:: Entries

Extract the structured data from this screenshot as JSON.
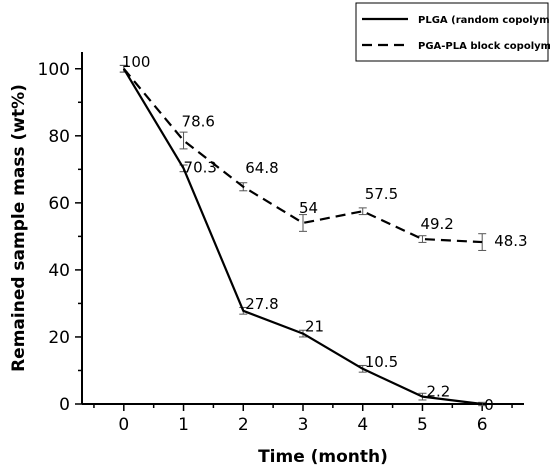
{
  "chart_data": {
    "type": "line",
    "xlabel": "Time (month)",
    "ylabel": "Remained sample mass (wt%)",
    "xlim": [
      -0.7,
      6.7
    ],
    "ylim": [
      0,
      105
    ],
    "x_ticks": [
      0,
      1,
      2,
      3,
      4,
      5,
      6
    ],
    "y_ticks": [
      0,
      20,
      40,
      60,
      80,
      100
    ],
    "grid": false,
    "legend_position": "top-right",
    "x": [
      0,
      1,
      2,
      3,
      4,
      5,
      6
    ],
    "series": [
      {
        "name": "PLGA (random copolymer)",
        "style": "solid",
        "values": [
          100,
          70.3,
          27.8,
          21,
          10.5,
          2.2,
          0
        ],
        "labels": [
          "100",
          "70.3",
          "27.8",
          "21",
          "10.5",
          "2.2",
          "0"
        ],
        "errors": [
          1,
          1,
          1,
          1,
          1,
          1,
          0.5
        ]
      },
      {
        "name": "PGA-PLA block copolymer",
        "style": "dashed",
        "values": [
          100,
          78.6,
          64.8,
          54,
          57.5,
          49.2,
          48.3
        ],
        "labels": [
          "",
          "78.6",
          "64.8",
          "54",
          "57.5",
          "49.2",
          "48.3"
        ],
        "errors": [
          1,
          2.5,
          1.2,
          2.5,
          1,
          1,
          2.5
        ]
      }
    ]
  }
}
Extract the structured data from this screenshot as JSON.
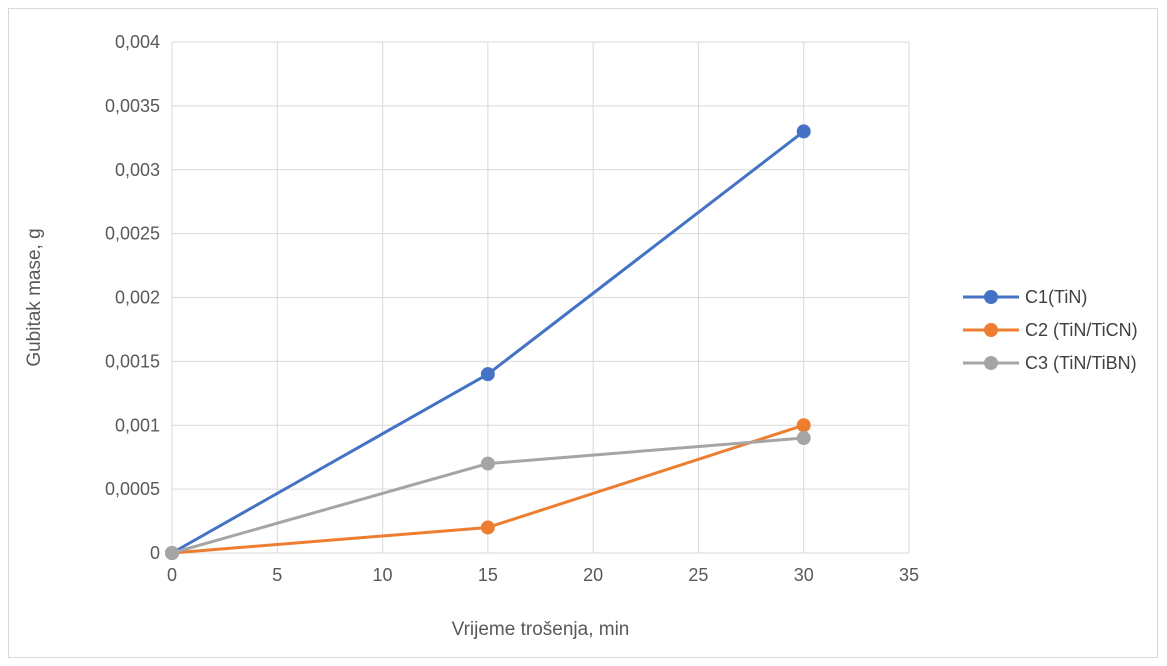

::::

• _Aim_
Pull every line containing "copolymer" from the material above.

• _Answer for this exercise_
        "name": "PLGA (random copolymer)",
        "name": "PGA-PLA block copolymer",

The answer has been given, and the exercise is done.